▶ **WORK TO DO**: Reply with one number: how many lines contain the word "text".

+---+

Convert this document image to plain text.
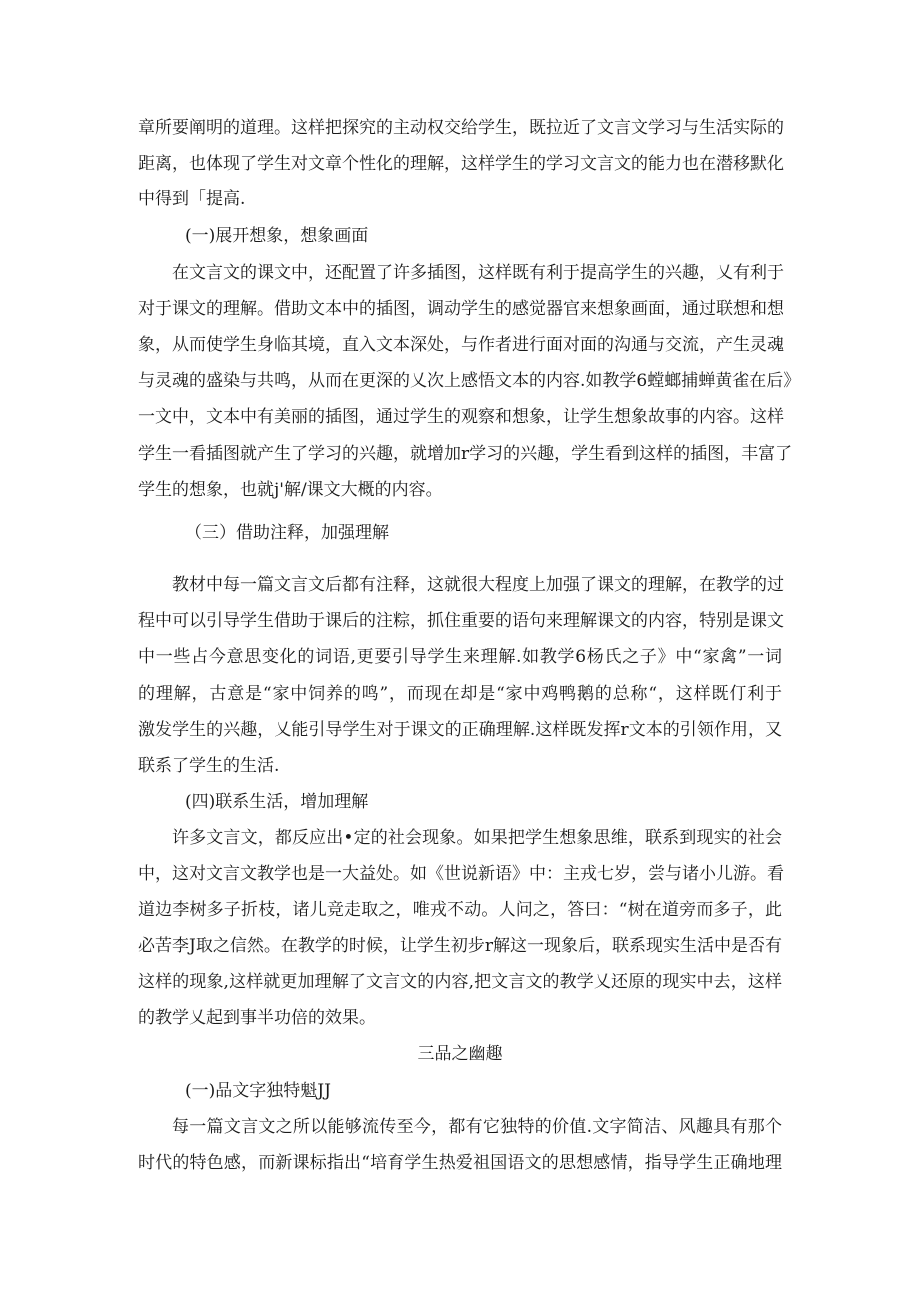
章所要阐明的道理。这样把探究的主动权交给学生，既拉近了文言文学习与生活实际的
距离，也体现了学生对文章个性化的理解，这样学生的学习文言文的能力也在潜移默化
中得到「提高.
(一)展开想象，想象画面
在文言文的课文中，还配置了许多插图，这样既有利于提高学生的兴趣，乂有利于
对于课文的理解。借助文本中的插图，调动学生的感觉器官来想象画面，通过联想和想
象，从而使学生身临其境，直入文本深处，与作者进行面对面的沟通与交流，产生灵魂
与灵魂的盛染与共鸣，从而在更深的乂次上感悟文本的内容.如教学6螳螂捕蝉黄雀在后》
一文中，文本中有美丽的插图，通过学生的观察和想象，让学生想象故事的内容。这样
学生一看插图就产生了学习的兴趣，就增加r学习的兴趣，学生看到这样的插图，丰富了
学生的想象，也就j'解/课文大概的内容。
（三）借助注释，加强理解
教材中每一篇文言文后都有注释，这就很大程度上加强了课文的理解，在教学的过
程中可以引导学生借助于课后的注粽，抓住重要的语句来理解课文的内容，特别是课文
中一些占今意思变化的词语,更要引导学生来理解.如教学6杨氏之子》中“家禽”一词
的理解，古意是“家中饲养的鸣”，而现在却是“家中鸡鸭鹅的总称“，这样既仃利于
激发学生的兴趣，乂能引导学生对于课文的正确理解.这样既发挥r文本的引领作用，又
联系了学生的生活.
(四)联系生活，增加理解
许多文言文，都反应出•定的社会现象。如果把学生想象思维，联系到现实的社会
中，这对文言文教学也是一大益处。如《世说新语》中：主戎七岁，尝与诸小儿游。看
道边李树多子折枝，诸儿竞走取之，唯戎不动。人问之，答曰：“树在道旁而多子，此
必苦李J取之信然。在教学的时候，让学生初步r解这一现象后，联系现实生活中是否有
这样的现象,这样就更加理解了文言文的内容,把文言文的教学乂还原的现实中去，这样
的教学乂起到事半功倍的效果。
三品之幽趣
(一)品文字独特魁JJ
每一篇文言文之所以能够流传至今，都有它独特的价值.文字简洁、风趣具有那个
时代的特色感，而新课标指出“培育学生热爱祖国语文的思想感情，指导学生正确地理
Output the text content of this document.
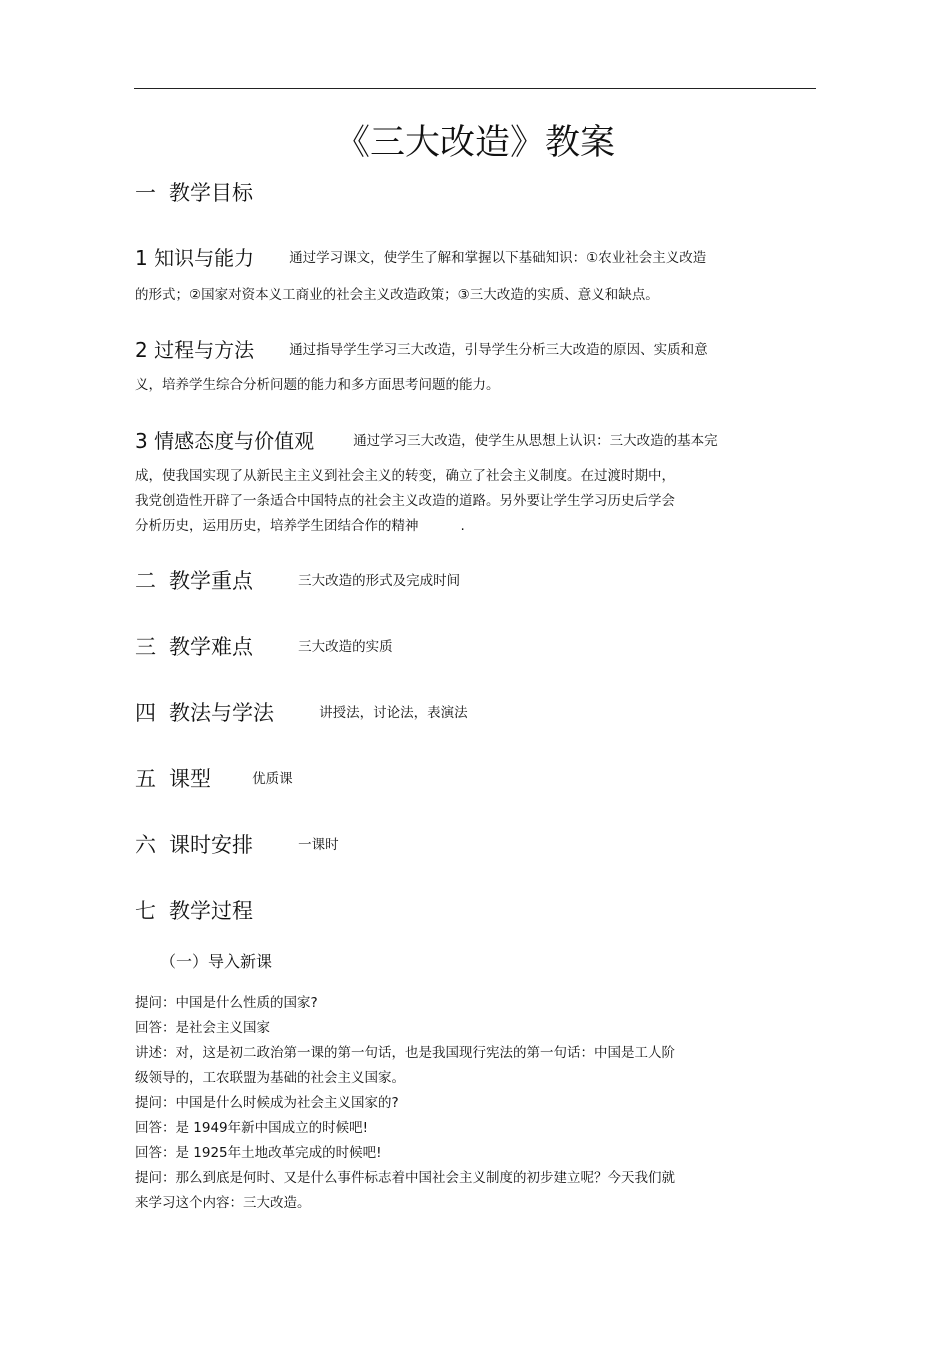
《三大改造》教案
一 教学目标
1 知识与能力	通过学习课文，使学生了解和掌握以下基础知识：①农业社会主义改造
的形式；②国家对资本义工商业的社会主义改造政策；③三大改造的实质、意义和缺点。
2 过程与方法	通过指导学生学习三大改造，引导学生分析三大改造的原因、实质和意
义，培养学生综合分析问题的能力和多方面思考问题的能力。
3 情感态度与价值观	通过学习三大改造，使学生从思想上认识：三大改造的基本完
成，使我国实现了从新民主主义到社会主义的转变，确立了社会主义制度。在过渡时期中，
我党创造性开辟了一条适合中国特点的社会主义改造的道路。另外要让学生学习历史后学会
分析历史，运用历史，培养学生团结合作的精神	.
二 教学重点	三大改造的形式及完成时间
三 教学难点	三大改造的实质
四 教法与学法	讲授法，讨论法，表演法
五 课型	优质课
六 课时安排	一课时
七 教学过程
（一）导入新课
提问：中国是什么性质的国家?
回答：是社会主义国家
讲述：对，这是初二政治第一课的第一句话，也是我国现行宪法的第一句话：中国是工人阶
级领导的，工农联盟为基础的社会主义国家。
提问：中国是什么时候成为社会主义国家的?
回答：是 1949年新中国成立的时候吧!
回答：是 1925年土地改革完成的时候吧!
提问：那么到底是何时、又是什么事件标志着中国社会主义制度的初步建立呢？今天我们就
来学习这个内容：三大改造。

+---+

▶ **ANSWER TO THIS PROBLEM**: 2